>> Start MATERIAL SUPPLIED

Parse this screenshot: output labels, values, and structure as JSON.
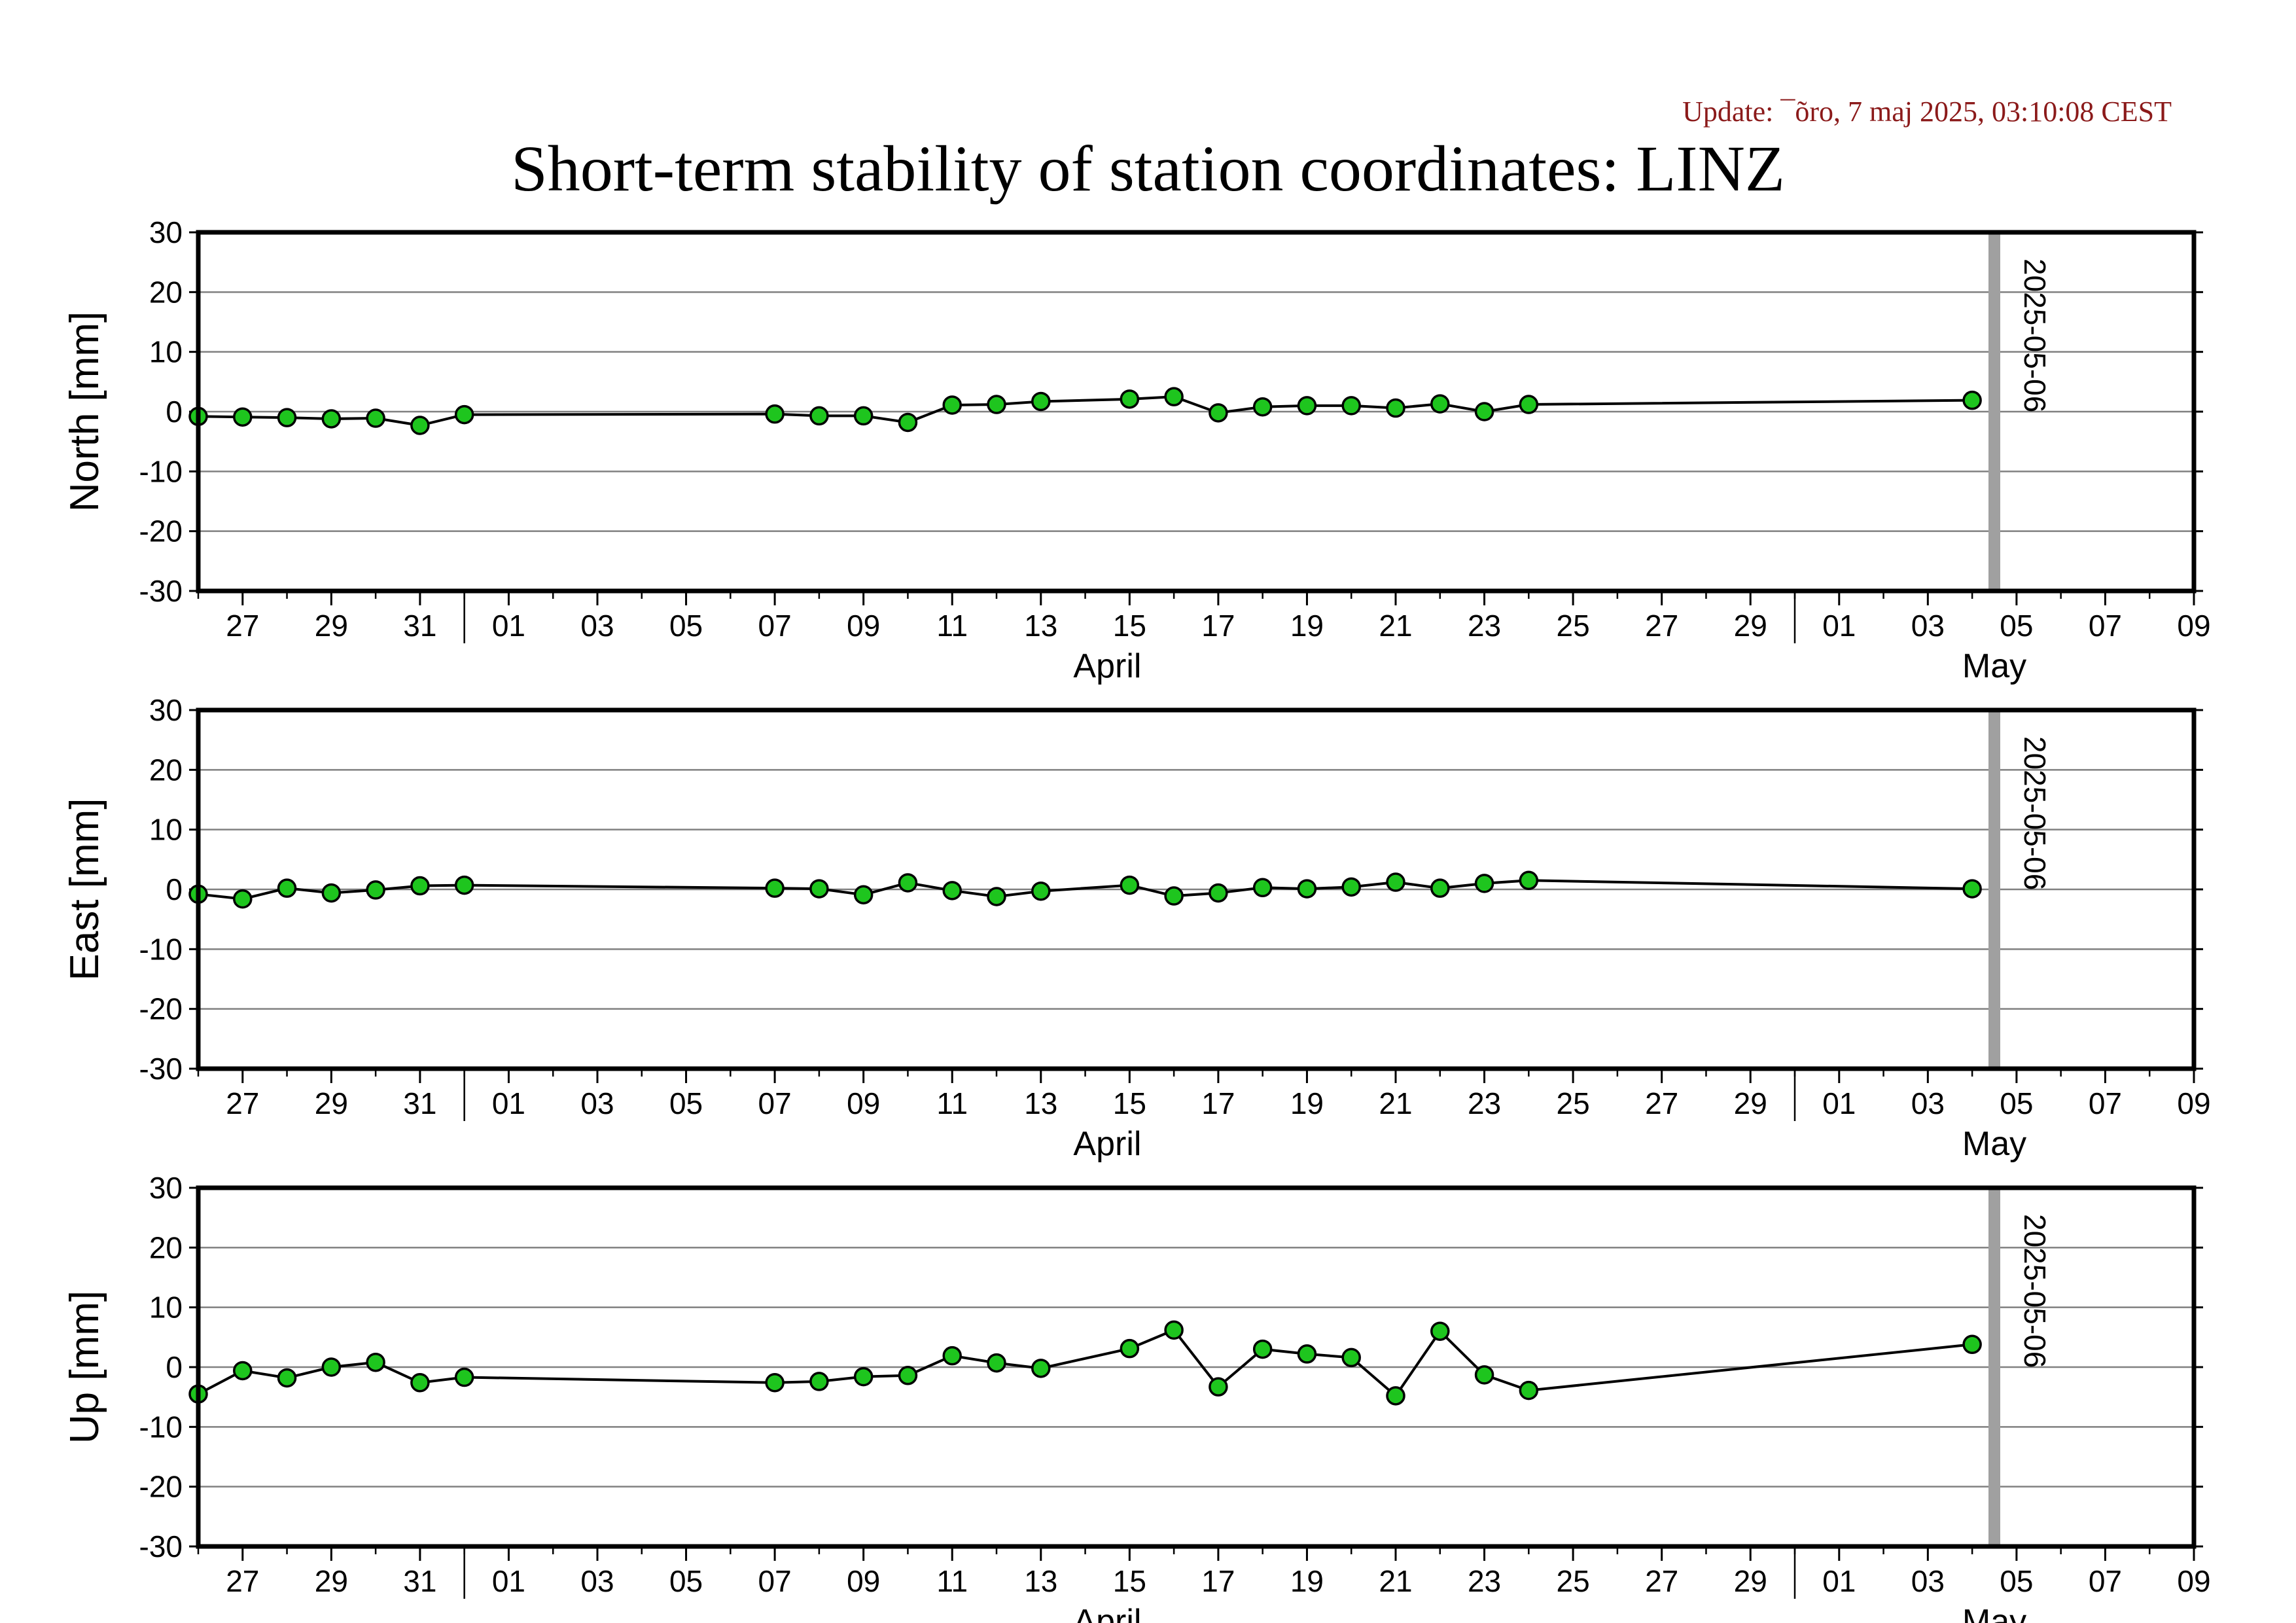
{
  "update_text": "Update: ¯õro, 7 maj 2025, 03:10:08 CEST",
  "title": "Short-term stability of station coordinates: LINZ",
  "colors": {
    "marker_fill": "#1ec51e",
    "line": "#000000",
    "grid": "#808080",
    "marker_line": "#3d5a1f",
    "date_bar": "#a0a0a0"
  },
  "chart_data": [
    {
      "type": "line",
      "ylabel": "North [mm]",
      "ylim": [
        -30,
        30
      ],
      "yticks": [
        -30,
        -20,
        -10,
        0,
        10,
        20,
        30
      ],
      "xlim": [
        "2025-03-26",
        "2025-05-10"
      ],
      "x_day_ticks": [
        "27",
        "29",
        "31",
        "01",
        "03",
        "05",
        "07",
        "09",
        "11",
        "13",
        "15",
        "17",
        "19",
        "21",
        "23",
        "25",
        "27",
        "29",
        "01",
        "03",
        "05",
        "07",
        "09"
      ],
      "x_month_labels": [
        "April",
        "May"
      ],
      "grid": true,
      "marker_date": "2025-05-06",
      "series": [
        {
          "x": [
            "2025-03-26",
            "2025-03-27",
            "2025-03-28",
            "2025-03-29",
            "2025-03-30",
            "2025-03-31",
            "2025-04-01",
            "2025-04-08",
            "2025-04-09",
            "2025-04-10",
            "2025-04-11",
            "2025-04-12",
            "2025-04-13",
            "2025-04-14",
            "2025-04-16",
            "2025-04-17",
            "2025-04-18",
            "2025-04-19",
            "2025-04-20",
            "2025-04-21",
            "2025-04-22",
            "2025-04-23",
            "2025-04-24",
            "2025-04-25",
            "2025-05-05"
          ],
          "y": [
            -0.8,
            -0.9,
            -1.0,
            -1.2,
            -1.1,
            -2.3,
            -0.5,
            -0.4,
            -0.7,
            -0.7,
            -1.8,
            1.1,
            1.2,
            1.7,
            2.1,
            2.5,
            -0.2,
            0.8,
            1.0,
            1.0,
            0.6,
            1.3,
            0.0,
            1.2,
            1.9
          ]
        }
      ]
    },
    {
      "type": "line",
      "ylabel": "East [mm]",
      "ylim": [
        -30,
        30
      ],
      "yticks": [
        -30,
        -20,
        -10,
        0,
        10,
        20,
        30
      ],
      "xlim": [
        "2025-03-26",
        "2025-05-10"
      ],
      "x_day_ticks": [
        "27",
        "29",
        "31",
        "01",
        "03",
        "05",
        "07",
        "09",
        "11",
        "13",
        "15",
        "17",
        "19",
        "21",
        "23",
        "25",
        "27",
        "29",
        "01",
        "03",
        "05",
        "07",
        "09"
      ],
      "x_month_labels": [
        "April",
        "May"
      ],
      "grid": true,
      "marker_date": "2025-05-06",
      "series": [
        {
          "x": [
            "2025-03-26",
            "2025-03-27",
            "2025-03-28",
            "2025-03-29",
            "2025-03-30",
            "2025-03-31",
            "2025-04-01",
            "2025-04-08",
            "2025-04-09",
            "2025-04-10",
            "2025-04-11",
            "2025-04-12",
            "2025-04-13",
            "2025-04-14",
            "2025-04-16",
            "2025-04-17",
            "2025-04-18",
            "2025-04-19",
            "2025-04-20",
            "2025-04-21",
            "2025-04-22",
            "2025-04-23",
            "2025-04-24",
            "2025-04-25",
            "2025-05-05"
          ],
          "y": [
            -0.8,
            -1.6,
            0.2,
            -0.6,
            -0.1,
            0.6,
            0.7,
            0.2,
            0.1,
            -0.9,
            1.1,
            -0.2,
            -1.2,
            -0.3,
            0.7,
            -1.1,
            -0.6,
            0.3,
            0.1,
            0.4,
            1.2,
            0.2,
            1.0,
            1.5,
            0.1
          ]
        }
      ]
    },
    {
      "type": "line",
      "ylabel": "Up [mm]",
      "ylim": [
        -30,
        30
      ],
      "yticks": [
        -30,
        -20,
        -10,
        0,
        10,
        20,
        30
      ],
      "xlim": [
        "2025-03-26",
        "2025-05-10"
      ],
      "x_day_ticks": [
        "27",
        "29",
        "31",
        "01",
        "03",
        "05",
        "07",
        "09",
        "11",
        "13",
        "15",
        "17",
        "19",
        "21",
        "23",
        "25",
        "27",
        "29",
        "01",
        "03",
        "05",
        "07",
        "09"
      ],
      "x_month_labels": [
        "April",
        "May"
      ],
      "grid": true,
      "marker_date": "2025-05-06",
      "series": [
        {
          "x": [
            "2025-03-26",
            "2025-03-27",
            "2025-03-28",
            "2025-03-29",
            "2025-03-30",
            "2025-03-31",
            "2025-04-01",
            "2025-04-08",
            "2025-04-09",
            "2025-04-10",
            "2025-04-11",
            "2025-04-12",
            "2025-04-13",
            "2025-04-14",
            "2025-04-16",
            "2025-04-17",
            "2025-04-18",
            "2025-04-19",
            "2025-04-20",
            "2025-04-21",
            "2025-04-22",
            "2025-04-23",
            "2025-04-24",
            "2025-04-25",
            "2025-05-05"
          ],
          "y": [
            -4.5,
            -0.6,
            -1.8,
            0.0,
            0.8,
            -2.6,
            -1.7,
            -2.6,
            -2.4,
            -1.6,
            -1.4,
            1.9,
            0.7,
            -0.2,
            3.1,
            6.2,
            -3.3,
            3.0,
            2.2,
            1.6,
            -4.8,
            6.0,
            -1.3,
            -3.9,
            3.8
          ]
        }
      ]
    }
  ]
}
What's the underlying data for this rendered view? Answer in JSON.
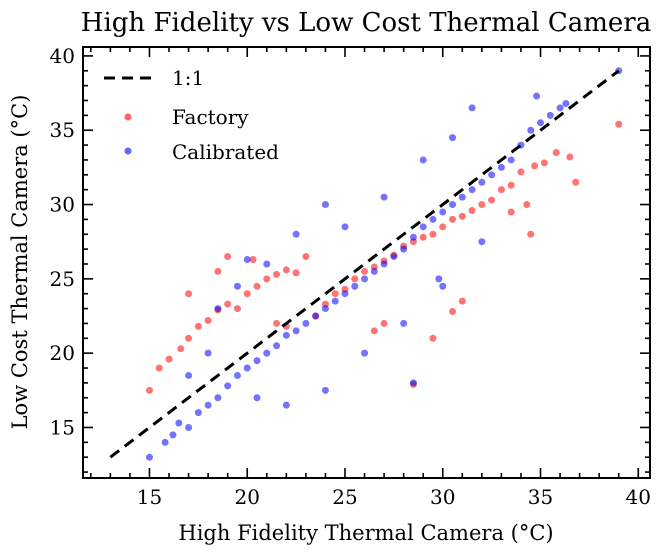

>> End MATERIAL SUPPLIED

What is the number of lines in these records that contain "this"? Reply with the number only.

### ANSWER TO THE PROBLEM
2